## Goal of the exercise
Below is a set of records; print all of them exactly as written.

==========

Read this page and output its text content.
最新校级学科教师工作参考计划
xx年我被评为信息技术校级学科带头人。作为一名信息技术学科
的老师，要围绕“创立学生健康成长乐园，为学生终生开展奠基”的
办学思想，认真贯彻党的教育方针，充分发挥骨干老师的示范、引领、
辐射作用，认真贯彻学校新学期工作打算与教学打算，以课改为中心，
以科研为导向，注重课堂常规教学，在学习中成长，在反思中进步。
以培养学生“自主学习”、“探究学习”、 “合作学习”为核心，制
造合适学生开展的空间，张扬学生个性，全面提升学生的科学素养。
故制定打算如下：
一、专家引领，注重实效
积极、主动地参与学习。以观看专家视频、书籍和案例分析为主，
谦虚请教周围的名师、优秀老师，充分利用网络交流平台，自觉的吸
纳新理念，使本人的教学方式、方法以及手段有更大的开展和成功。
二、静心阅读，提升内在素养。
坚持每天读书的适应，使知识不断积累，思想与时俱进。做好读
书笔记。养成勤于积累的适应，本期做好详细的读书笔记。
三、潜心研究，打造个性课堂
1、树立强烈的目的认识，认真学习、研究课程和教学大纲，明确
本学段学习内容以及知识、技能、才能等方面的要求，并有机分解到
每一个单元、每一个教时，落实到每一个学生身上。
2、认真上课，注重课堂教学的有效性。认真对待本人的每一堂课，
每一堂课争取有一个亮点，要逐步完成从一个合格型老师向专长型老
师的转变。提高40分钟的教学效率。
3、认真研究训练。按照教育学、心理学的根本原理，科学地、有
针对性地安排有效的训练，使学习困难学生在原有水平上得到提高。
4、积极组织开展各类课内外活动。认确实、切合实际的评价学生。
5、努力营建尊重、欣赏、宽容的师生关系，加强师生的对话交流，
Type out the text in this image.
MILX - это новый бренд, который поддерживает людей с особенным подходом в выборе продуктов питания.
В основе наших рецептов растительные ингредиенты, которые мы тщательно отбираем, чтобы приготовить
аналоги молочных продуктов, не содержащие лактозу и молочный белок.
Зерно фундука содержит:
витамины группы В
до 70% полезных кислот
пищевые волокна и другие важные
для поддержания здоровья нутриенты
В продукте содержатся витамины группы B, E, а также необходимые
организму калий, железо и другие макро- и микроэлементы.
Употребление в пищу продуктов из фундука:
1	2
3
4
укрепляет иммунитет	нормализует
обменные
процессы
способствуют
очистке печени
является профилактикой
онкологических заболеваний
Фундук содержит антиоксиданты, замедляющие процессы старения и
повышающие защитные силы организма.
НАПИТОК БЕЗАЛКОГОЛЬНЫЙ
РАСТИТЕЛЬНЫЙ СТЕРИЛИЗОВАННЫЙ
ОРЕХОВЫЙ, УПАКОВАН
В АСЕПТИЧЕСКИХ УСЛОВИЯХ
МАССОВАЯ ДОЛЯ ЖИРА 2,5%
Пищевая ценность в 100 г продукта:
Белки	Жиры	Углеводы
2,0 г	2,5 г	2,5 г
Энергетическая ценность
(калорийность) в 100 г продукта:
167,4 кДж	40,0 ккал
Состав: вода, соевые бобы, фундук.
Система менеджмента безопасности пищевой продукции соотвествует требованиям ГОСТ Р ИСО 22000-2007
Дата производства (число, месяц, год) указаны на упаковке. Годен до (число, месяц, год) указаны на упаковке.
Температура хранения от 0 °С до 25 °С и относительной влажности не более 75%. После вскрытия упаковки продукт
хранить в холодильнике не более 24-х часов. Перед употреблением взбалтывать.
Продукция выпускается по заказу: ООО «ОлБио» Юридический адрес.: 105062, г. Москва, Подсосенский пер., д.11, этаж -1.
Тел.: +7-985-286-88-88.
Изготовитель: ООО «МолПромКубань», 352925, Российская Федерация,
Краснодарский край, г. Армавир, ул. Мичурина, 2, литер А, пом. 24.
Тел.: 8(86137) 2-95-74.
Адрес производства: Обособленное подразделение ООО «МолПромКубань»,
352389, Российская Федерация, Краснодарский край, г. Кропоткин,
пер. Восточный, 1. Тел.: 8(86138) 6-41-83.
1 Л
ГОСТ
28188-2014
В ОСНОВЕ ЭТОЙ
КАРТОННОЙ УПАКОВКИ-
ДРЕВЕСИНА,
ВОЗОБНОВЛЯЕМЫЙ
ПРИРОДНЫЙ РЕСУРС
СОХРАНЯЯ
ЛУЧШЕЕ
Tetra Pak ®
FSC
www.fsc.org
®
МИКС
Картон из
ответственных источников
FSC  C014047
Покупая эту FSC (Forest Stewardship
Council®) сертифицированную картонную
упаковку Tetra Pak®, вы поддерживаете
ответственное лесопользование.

==========

## Written answer
Read this page and output its text content.
最新校级学科教师工作参考计划
xx年我被评为信息技术校级学科带头人。作为一名信息技术学科
的老师，要围绕“创立学生健康成长乐园，为学生终生开展奠基”的
办学思想，认真贯彻党的教育方针，充分发挥骨干老师的示范、引领、
辐射作用，认真贯彻学校新学期工作打算与教学打算，以课改为中心，
以科研为导向，注重课堂常规教学，在学习中成长，在反思中进步。
以培养学生“自主学习”、“探究学习”、 “合作学习”为核心，制
造合适学生开展的空间，张扬学生个性，全面提升学生的科学素养。
故制定打算如下：
一、专家引领，注重实效
积极、主动地参与学习。以观看专家视频、书籍和案例分析为主，
谦虚请教周围的名师、优秀老师，充分利用网络交流平台，自觉的吸
纳新理念，使本人的教学方式、方法以及手段有更大的开展和成功。
二、静心阅读，提升内在素养。
坚持每天读书的适应，使知识不断积累，思想与时俱进。做好读
书笔记。养成勤于积累的适应，本期做好详细的读书笔记。
三、潜心研究，打造个性课堂
1、树立强烈的目的认识，认真学习、研究课程和教学大纲，明确
本学段学习内容以及知识、技能、才能等方面的要求，并有机分解到
每一个单元、每一个教时，落实到每一个学生身上。
2、认真上课，注重课堂教学的有效性。认真对待本人的每一堂课，
每一堂课争取有一个亮点，要逐步完成从一个合格型老师向专长型老
师的转变。提高40分钟的教学效率。
3、认真研究训练。按照教育学、心理学的根本原理，科学地、有
针对性地安排有效的训练，使学习困难学生在原有水平上得到提高。
4、积极组织开展各类课内外活动。认确实、切合实际的评价学生。
5、努力营建尊重、欣赏、宽容的师生关系，加强师生的对话交流，
Type out the text in this image.
MILX - это новый бренд, который поддерживает людей с особенным подходом в выборе продуктов питания.
В основе наших рецептов растительные ингредиенты, которые мы тщательно отбираем, чтобы приготовить
аналоги молочных продуктов, не содержащие лактозу и молочный белок.
Зерно фундука содержит:
витамины группы В
до 70% полезных кислот
пищевые волокна и другие важные
для поддержания здоровья нутриенты
В продукте содержатся витамины группы B, E, а также необходимые
организму калий, железо и другие макро- и микроэлементы.
Употребление в пищу продуктов из фундука:
1	2
3
4
укрепляет иммунитет	нормализует
обменные
процессы
способствуют
очистке печени
является профилактикой
онкологических заболеваний
Фундук содержит антиоксиданты, замедляющие процессы старения и
повышающие защитные силы организма.
НАПИТОК БЕЗАЛКОГОЛЬНЫЙ
РАСТИТЕЛЬНЫЙ СТЕРИЛИЗОВАННЫЙ
ОРЕХОВЫЙ, УПАКОВАН
В АСЕПТИЧЕСКИХ УСЛОВИЯХ
МАССОВАЯ ДОЛЯ ЖИРА 2,5%
Пищевая ценность в 100 г продукта:
Белки	Жиры	Углеводы
2,0 г	2,5 г	2,5 г
Энергетическая ценность
(калорийность) в 100 г продукта:
167,4 кДж	40,0 ккал
Состав: вода, соевые бобы, фундук.
Система менеджмента безопасности пищевой продукции соотвествует требованиям ГОСТ Р ИСО 22000-2007
Дата производства (число, месяц, год) указаны на упаковке. Годен до (число, месяц, год) указаны на упаковке.
Температура хранения от 0 °С до 25 °С и относительной влажности не более 75%. После вскрытия упаковки продукт
хранить в холодильнике не более 24-х часов. Перед употреблением взбалтывать.
Продукция выпускается по заказу: ООО «ОлБио» Юридический адрес.: 105062, г. Москва, Подсосенский пер., д.11, этаж -1.
Тел.: +7-985-286-88-88.
Изготовитель: ООО «МолПромКубань», 352925, Российская Федерация,
Краснодарский край, г. Армавир, ул. Мичурина, 2, литер А, пом. 24.
Тел.: 8(86137) 2-95-74.
Адрес производства: Обособленное подразделение ООО «МолПромКубань»,
352389, Российская Федерация, Краснодарский край, г. Кропоткин,
пер. Восточный, 1. Тел.: 8(86138) 6-41-83.
1 Л
ГОСТ
28188-2014
В ОСНОВЕ ЭТОЙ
КАРТОННОЙ УПАКОВКИ-
ДРЕВЕСИНА,
ВОЗОБНОВЛЯЕМЫЙ
ПРИРОДНЫЙ РЕСУРС
СОХРАНЯЯ
ЛУЧШЕЕ
Tetra Pak ®
FSC
www.fsc.org
®
МИКС
Картон из
ответственных источников
FSC  C014047
Покупая эту FSC (Forest Stewardship
Council®) сертифицированную картонную
упаковку Tetra Pak®, вы поддерживаете
ответственное лесопользование.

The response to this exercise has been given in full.